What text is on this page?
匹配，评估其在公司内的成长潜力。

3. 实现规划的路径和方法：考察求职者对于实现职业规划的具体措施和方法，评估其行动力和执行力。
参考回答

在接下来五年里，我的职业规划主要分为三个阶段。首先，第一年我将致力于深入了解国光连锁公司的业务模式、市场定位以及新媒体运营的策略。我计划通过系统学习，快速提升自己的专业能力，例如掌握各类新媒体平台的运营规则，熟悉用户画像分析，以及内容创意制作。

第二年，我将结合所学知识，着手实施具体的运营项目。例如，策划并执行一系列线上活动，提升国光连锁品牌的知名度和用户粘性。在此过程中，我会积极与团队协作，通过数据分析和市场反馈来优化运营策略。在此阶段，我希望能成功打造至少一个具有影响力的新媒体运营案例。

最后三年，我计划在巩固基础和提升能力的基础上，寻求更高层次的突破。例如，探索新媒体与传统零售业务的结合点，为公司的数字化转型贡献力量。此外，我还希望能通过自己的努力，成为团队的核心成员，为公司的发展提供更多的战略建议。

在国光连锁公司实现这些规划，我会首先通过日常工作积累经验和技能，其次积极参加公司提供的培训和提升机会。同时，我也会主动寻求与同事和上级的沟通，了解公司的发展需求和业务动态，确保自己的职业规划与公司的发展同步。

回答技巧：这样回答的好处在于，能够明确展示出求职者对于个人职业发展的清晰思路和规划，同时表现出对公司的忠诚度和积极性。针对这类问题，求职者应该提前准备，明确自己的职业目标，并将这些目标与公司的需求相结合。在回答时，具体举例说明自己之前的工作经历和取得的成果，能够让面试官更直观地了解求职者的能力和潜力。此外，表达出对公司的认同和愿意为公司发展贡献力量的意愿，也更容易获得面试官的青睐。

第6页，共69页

☆ ☆ ☆ ☆

__WHAT YOU WILL DO__
Repeat the material in full, exactly as it stands.

__FINAL RESULT__
What text is on this page?
匹配，评估其在公司内的成长潜力。

3. 实现规划的路径和方法：考察求职者对于实现职业规划的具体措施和方法，评估其行动力和执行力。
参考回答

在接下来五年里，我的职业规划主要分为三个阶段。首先，第一年我将致力于深入了解国光连锁公司的业务模式、市场定位以及新媒体运营的策略。我计划通过系统学习，快速提升自己的专业能力，例如掌握各类新媒体平台的运营规则，熟悉用户画像分析，以及内容创意制作。

第二年，我将结合所学知识，着手实施具体的运营项目。例如，策划并执行一系列线上活动，提升国光连锁品牌的知名度和用户粘性。在此过程中，我会积极与团队协作，通过数据分析和市场反馈来优化运营策略。在此阶段，我希望能成功打造至少一个具有影响力的新媒体运营案例。

最后三年，我计划在巩固基础和提升能力的基础上，寻求更高层次的突破。例如，探索新媒体与传统零售业务的结合点，为公司的数字化转型贡献力量。此外，我还希望能通过自己的努力，成为团队的核心成员，为公司的发展提供更多的战略建议。

在国光连锁公司实现这些规划，我会首先通过日常工作积累经验和技能，其次积极参加公司提供的培训和提升机会。同时，我也会主动寻求与同事和上级的沟通，了解公司的发展需求和业务动态，确保自己的职业规划与公司的发展同步。

回答技巧：这样回答的好处在于，能够明确展示出求职者对于个人职业发展的清晰思路和规划，同时表现出对公司的忠诚度和积极性。针对这类问题，求职者应该提前准备，明确自己的职业目标，并将这些目标与公司的需求相结合。在回答时，具体举例说明自己之前的工作经历和取得的成果，能够让面试官更直观地了解求职者的能力和潜力。此外，表达出对公司的认同和愿意为公司发展贡献力量的意愿，也更容易获得面试官的青睐。

第6页，共69页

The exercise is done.